Instructions for the task: Output the material below in full, exactly as it is.

Extracted records:
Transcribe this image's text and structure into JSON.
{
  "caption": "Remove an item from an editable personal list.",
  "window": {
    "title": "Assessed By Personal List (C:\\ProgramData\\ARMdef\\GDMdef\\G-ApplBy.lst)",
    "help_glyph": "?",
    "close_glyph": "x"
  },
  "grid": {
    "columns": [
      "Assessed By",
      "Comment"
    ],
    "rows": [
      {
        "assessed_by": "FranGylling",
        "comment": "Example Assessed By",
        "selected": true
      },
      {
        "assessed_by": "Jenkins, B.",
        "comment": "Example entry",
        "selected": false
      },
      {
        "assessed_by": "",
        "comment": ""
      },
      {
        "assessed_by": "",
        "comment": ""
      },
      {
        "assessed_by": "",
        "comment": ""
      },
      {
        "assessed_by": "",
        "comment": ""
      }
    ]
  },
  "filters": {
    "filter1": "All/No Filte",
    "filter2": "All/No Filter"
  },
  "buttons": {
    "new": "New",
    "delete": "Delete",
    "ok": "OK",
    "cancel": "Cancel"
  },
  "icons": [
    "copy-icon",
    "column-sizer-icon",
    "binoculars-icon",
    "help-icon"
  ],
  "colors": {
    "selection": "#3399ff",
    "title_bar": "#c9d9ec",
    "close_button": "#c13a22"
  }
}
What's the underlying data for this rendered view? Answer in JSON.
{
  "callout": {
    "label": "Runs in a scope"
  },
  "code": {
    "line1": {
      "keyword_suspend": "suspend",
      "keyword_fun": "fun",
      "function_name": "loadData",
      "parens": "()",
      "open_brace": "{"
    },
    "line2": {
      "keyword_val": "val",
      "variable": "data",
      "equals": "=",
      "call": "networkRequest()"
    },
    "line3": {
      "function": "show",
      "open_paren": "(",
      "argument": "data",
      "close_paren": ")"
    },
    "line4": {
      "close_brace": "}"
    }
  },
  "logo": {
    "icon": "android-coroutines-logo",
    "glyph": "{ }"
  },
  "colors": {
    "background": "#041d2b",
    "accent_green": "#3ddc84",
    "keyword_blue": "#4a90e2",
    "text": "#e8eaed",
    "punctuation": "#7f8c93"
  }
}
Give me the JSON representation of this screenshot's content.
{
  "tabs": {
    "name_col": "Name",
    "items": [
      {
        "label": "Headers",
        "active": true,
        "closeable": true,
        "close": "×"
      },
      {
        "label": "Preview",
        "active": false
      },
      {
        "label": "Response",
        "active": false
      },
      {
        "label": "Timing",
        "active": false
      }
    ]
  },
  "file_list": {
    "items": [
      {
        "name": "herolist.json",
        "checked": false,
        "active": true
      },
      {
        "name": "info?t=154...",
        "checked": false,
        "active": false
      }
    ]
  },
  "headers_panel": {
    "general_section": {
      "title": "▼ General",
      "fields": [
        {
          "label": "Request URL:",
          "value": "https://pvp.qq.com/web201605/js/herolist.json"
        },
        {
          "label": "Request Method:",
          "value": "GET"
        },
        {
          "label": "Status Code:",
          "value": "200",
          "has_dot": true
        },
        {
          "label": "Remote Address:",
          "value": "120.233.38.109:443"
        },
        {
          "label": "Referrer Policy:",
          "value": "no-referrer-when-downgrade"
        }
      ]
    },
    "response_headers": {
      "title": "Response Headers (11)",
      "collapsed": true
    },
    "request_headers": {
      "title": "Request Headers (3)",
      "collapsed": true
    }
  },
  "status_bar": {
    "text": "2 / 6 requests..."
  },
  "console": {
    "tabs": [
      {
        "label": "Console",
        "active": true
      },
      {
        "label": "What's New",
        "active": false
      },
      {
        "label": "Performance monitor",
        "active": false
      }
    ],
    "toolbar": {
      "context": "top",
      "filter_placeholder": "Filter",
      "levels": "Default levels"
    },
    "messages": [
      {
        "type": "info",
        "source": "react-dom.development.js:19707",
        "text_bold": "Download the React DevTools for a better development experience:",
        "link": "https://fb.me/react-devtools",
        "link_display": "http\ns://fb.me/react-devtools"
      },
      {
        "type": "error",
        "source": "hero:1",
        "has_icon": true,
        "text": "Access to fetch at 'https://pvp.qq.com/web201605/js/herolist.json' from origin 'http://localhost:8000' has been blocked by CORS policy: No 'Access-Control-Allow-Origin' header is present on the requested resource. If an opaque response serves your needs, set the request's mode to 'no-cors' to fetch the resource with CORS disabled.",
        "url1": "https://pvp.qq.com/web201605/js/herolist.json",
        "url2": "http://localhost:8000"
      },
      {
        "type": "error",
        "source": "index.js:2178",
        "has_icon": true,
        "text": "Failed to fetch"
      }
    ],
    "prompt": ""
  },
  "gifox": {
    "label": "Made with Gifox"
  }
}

Answer to the task:
Transcribe this image's text and structure into JSON.
{
  "caption": "Remove an item from an editable personal list.",
  "window": {
    "title": "Assessed By Personal List (C:\\ProgramData\\ARMdef\\GDMdef\\G-ApplBy.lst)",
    "help_glyph": "?",
    "close_glyph": "x"
  },
  "grid": {
    "columns": [
      "Assessed By",
      "Comment"
    ],
    "rows": [
      {
        "assessed_by": "FranGylling",
        "comment": "Example Assessed By",
        "selected": true
      },
      {
        "assessed_by": "Jenkins, B.",
        "comment": "Example entry",
        "selected": false
      },
      {
        "assessed_by": "",
        "comment": ""
      },
      {
        "assessed_by": "",
        "comment": ""
      },
      {
        "assessed_by": "",
        "comment": ""
      },
      {
        "assessed_by": "",
        "comment": ""
      }
    ]
  },
  "filters": {
    "filter1": "All/No Filte",
    "filter2": "All/No Filter"
  },
  "buttons": {
    "new": "New",
    "delete": "Delete",
    "ok": "OK",
    "cancel": "Cancel"
  },
  "icons": [
    "copy-icon",
    "column-sizer-icon",
    "binoculars-icon",
    "help-icon"
  ],
  "colors": {
    "selection": "#3399ff",
    "title_bar": "#c9d9ec",
    "close_button": "#c13a22"
  }
}
What's the underlying data for this rendered view? Answer in JSON.
{
  "callout": {
    "label": "Runs in a scope"
  },
  "code": {
    "line1": {
      "keyword_suspend": "suspend",
      "keyword_fun": "fun",
      "function_name": "loadData",
      "parens": "()",
      "open_brace": "{"
    },
    "line2": {
      "keyword_val": "val",
      "variable": "data",
      "equals": "=",
      "call": "networkRequest()"
    },
    "line3": {
      "function": "show",
      "open_paren": "(",
      "argument": "data",
      "close_paren": ")"
    },
    "line4": {
      "close_brace": "}"
    }
  },
  "logo": {
    "icon": "android-coroutines-logo",
    "glyph": "{ }"
  },
  "colors": {
    "background": "#041d2b",
    "accent_green": "#3ddc84",
    "keyword_blue": "#4a90e2",
    "text": "#e8eaed",
    "punctuation": "#7f8c93"
  }
}
Give me the JSON representation of this screenshot's content.
{
  "tabs": {
    "name_col": "Name",
    "items": [
      {
        "label": "Headers",
        "active": true,
        "closeable": true,
        "close": "×"
      },
      {
        "label": "Preview",
        "active": false
      },
      {
        "label": "Response",
        "active": false
      },
      {
        "label": "Timing",
        "active": false
      }
    ]
  },
  "file_list": {
    "items": [
      {
        "name": "herolist.json",
        "checked": false,
        "active": true
      },
      {
        "name": "info?t=154...",
        "checked": false,
        "active": false
      }
    ]
  },
  "headers_panel": {
    "general_section": {
      "title": "▼ General",
      "fields": [
        {
          "label": "Request URL:",
          "value": "https://pvp.qq.com/web201605/js/herolist.json"
        },
        {
          "label": "Request Method:",
          "value": "GET"
        },
        {
          "label": "Status Code:",
          "value": "200",
          "has_dot": true
        },
        {
          "label": "Remote Address:",
          "value": "120.233.38.109:443"
        },
        {
          "label": "Referrer Policy:",
          "value": "no-referrer-when-downgrade"
        }
      ]
    },
    "response_headers": {
      "title": "Response Headers (11)",
      "collapsed": true
    },
    "request_headers": {
      "title": "Request Headers (3)",
      "collapsed": true
    }
  },
  "status_bar": {
    "text": "2 / 6 requests..."
  },
  "console": {
    "tabs": [
      {
        "label": "Console",
        "active": true
      },
      {
        "label": "What's New",
        "active": false
      },
      {
        "label": "Performance monitor",
        "active": false
      }
    ],
    "toolbar": {
      "context": "top",
      "filter_placeholder": "Filter",
      "levels": "Default levels"
    },
    "messages": [
      {
        "type": "info",
        "source": "react-dom.development.js:19707",
        "text_bold": "Download the React DevTools for a better development experience:",
        "link": "https://fb.me/react-devtools",
        "link_display": "http\ns://fb.me/react-devtools"
      },
      {
        "type": "error",
        "source": "hero:1",
        "has_icon": true,
        "text": "Access to fetch at 'https://pvp.qq.com/web201605/js/herolist.json' from origin 'http://localhost:8000' has been blocked by CORS policy: No 'Access-Control-Allow-Origin' header is present on the requested resource. If an opaque response serves your needs, set the request's mode to 'no-cors' to fetch the resource with CORS disabled.",
        "url1": "https://pvp.qq.com/web201605/js/herolist.json",
        "url2": "http://localhost:8000"
      },
      {
        "type": "error",
        "source": "index.js:2178",
        "has_icon": true,
        "text": "Failed to fetch"
      }
    ],
    "prompt": ""
  },
  "gifox": {
    "label": "Made with Gifox"
  }
}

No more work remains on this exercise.